__Your objective__.
Restate the full set of records exactly, word for word.

## begin Supplied records

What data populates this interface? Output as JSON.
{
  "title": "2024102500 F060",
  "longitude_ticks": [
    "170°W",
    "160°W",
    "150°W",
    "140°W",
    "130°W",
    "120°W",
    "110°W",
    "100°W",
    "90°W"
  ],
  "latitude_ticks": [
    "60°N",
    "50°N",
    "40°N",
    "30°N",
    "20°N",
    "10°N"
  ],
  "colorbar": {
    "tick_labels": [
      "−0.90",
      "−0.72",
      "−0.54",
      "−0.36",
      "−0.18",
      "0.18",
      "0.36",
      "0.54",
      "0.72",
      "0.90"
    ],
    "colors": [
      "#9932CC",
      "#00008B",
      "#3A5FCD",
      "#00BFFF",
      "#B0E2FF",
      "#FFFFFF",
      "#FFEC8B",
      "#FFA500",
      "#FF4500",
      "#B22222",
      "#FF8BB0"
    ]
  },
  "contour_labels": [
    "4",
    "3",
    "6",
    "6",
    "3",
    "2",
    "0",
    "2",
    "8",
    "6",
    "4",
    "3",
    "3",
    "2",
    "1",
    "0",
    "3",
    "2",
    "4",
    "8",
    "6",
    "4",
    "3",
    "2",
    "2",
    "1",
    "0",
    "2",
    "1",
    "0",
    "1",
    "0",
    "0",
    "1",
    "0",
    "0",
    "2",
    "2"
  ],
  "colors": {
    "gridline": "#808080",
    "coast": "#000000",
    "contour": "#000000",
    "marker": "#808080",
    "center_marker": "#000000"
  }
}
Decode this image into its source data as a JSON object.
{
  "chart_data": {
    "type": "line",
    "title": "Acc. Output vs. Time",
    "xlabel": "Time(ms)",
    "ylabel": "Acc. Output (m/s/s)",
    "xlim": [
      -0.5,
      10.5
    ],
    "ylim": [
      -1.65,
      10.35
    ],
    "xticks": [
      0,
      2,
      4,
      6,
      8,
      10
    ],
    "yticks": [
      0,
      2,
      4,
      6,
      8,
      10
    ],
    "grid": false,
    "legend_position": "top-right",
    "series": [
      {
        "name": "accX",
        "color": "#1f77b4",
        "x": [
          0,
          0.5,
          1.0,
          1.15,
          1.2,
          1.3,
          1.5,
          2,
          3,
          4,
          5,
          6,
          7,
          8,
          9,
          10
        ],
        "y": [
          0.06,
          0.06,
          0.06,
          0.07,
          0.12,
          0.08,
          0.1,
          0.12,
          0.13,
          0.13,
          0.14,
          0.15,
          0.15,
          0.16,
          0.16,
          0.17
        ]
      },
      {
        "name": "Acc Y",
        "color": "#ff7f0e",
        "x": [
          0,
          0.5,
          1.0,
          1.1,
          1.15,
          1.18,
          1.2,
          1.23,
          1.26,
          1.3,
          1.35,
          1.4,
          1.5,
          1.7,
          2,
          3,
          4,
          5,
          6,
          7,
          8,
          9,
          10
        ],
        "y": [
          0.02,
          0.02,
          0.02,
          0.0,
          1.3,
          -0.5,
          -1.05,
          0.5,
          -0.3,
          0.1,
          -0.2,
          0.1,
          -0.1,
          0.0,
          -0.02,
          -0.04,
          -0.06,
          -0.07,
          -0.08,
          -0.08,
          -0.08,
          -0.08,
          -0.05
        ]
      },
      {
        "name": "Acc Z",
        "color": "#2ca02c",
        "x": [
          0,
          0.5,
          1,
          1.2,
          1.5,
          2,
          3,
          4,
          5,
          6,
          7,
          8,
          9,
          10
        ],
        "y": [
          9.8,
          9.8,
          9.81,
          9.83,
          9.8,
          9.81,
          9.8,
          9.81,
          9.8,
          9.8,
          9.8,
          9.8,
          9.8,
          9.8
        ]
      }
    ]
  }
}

## end Supplied records

__Right answer__.
What data populates this interface? Output as JSON.
{
  "title": "2024102500 F060",
  "longitude_ticks": [
    "170°W",
    "160°W",
    "150°W",
    "140°W",
    "130°W",
    "120°W",
    "110°W",
    "100°W",
    "90°W"
  ],
  "latitude_ticks": [
    "60°N",
    "50°N",
    "40°N",
    "30°N",
    "20°N",
    "10°N"
  ],
  "colorbar": {
    "tick_labels": [
      "−0.90",
      "−0.72",
      "−0.54",
      "−0.36",
      "−0.18",
      "0.18",
      "0.36",
      "0.54",
      "0.72",
      "0.90"
    ],
    "colors": [
      "#9932CC",
      "#00008B",
      "#3A5FCD",
      "#00BFFF",
      "#B0E2FF",
      "#FFFFFF",
      "#FFEC8B",
      "#FFA500",
      "#FF4500",
      "#B22222",
      "#FF8BB0"
    ]
  },
  "contour_labels": [
    "4",
    "3",
    "6",
    "6",
    "3",
    "2",
    "0",
    "2",
    "8",
    "6",
    "4",
    "3",
    "3",
    "2",
    "1",
    "0",
    "3",
    "2",
    "4",
    "8",
    "6",
    "4",
    "3",
    "2",
    "2",
    "1",
    "0",
    "2",
    "1",
    "0",
    "1",
    "0",
    "0",
    "1",
    "0",
    "0",
    "2",
    "2"
  ],
  "colors": {
    "gridline": "#808080",
    "coast": "#000000",
    "contour": "#000000",
    "marker": "#808080",
    "center_marker": "#000000"
  }
}
Decode this image into its source data as a JSON object.
{
  "chart_data": {
    "type": "line",
    "title": "Acc. Output vs. Time",
    "xlabel": "Time(ms)",
    "ylabel": "Acc. Output (m/s/s)",
    "xlim": [
      -0.5,
      10.5
    ],
    "ylim": [
      -1.65,
      10.35
    ],
    "xticks": [
      0,
      2,
      4,
      6,
      8,
      10
    ],
    "yticks": [
      0,
      2,
      4,
      6,
      8,
      10
    ],
    "grid": false,
    "legend_position": "top-right",
    "series": [
      {
        "name": "accX",
        "color": "#1f77b4",
        "x": [
          0,
          0.5,
          1.0,
          1.15,
          1.2,
          1.3,
          1.5,
          2,
          3,
          4,
          5,
          6,
          7,
          8,
          9,
          10
        ],
        "y": [
          0.06,
          0.06,
          0.06,
          0.07,
          0.12,
          0.08,
          0.1,
          0.12,
          0.13,
          0.13,
          0.14,
          0.15,
          0.15,
          0.16,
          0.16,
          0.17
        ]
      },
      {
        "name": "Acc Y",
        "color": "#ff7f0e",
        "x": [
          0,
          0.5,
          1.0,
          1.1,
          1.15,
          1.18,
          1.2,
          1.23,
          1.26,
          1.3,
          1.35,
          1.4,
          1.5,
          1.7,
          2,
          3,
          4,
          5,
          6,
          7,
          8,
          9,
          10
        ],
        "y": [
          0.02,
          0.02,
          0.02,
          0.0,
          1.3,
          -0.5,
          -1.05,
          0.5,
          -0.3,
          0.1,
          -0.2,
          0.1,
          -0.1,
          0.0,
          -0.02,
          -0.04,
          -0.06,
          -0.07,
          -0.08,
          -0.08,
          -0.08,
          -0.08,
          -0.05
        ]
      },
      {
        "name": "Acc Z",
        "color": "#2ca02c",
        "x": [
          0,
          0.5,
          1,
          1.2,
          1.5,
          2,
          3,
          4,
          5,
          6,
          7,
          8,
          9,
          10
        ],
        "y": [
          9.8,
          9.8,
          9.81,
          9.83,
          9.8,
          9.81,
          9.8,
          9.81,
          9.8,
          9.8,
          9.8,
          9.8,
          9.8,
          9.8
        ]
      }
    ]
  }
}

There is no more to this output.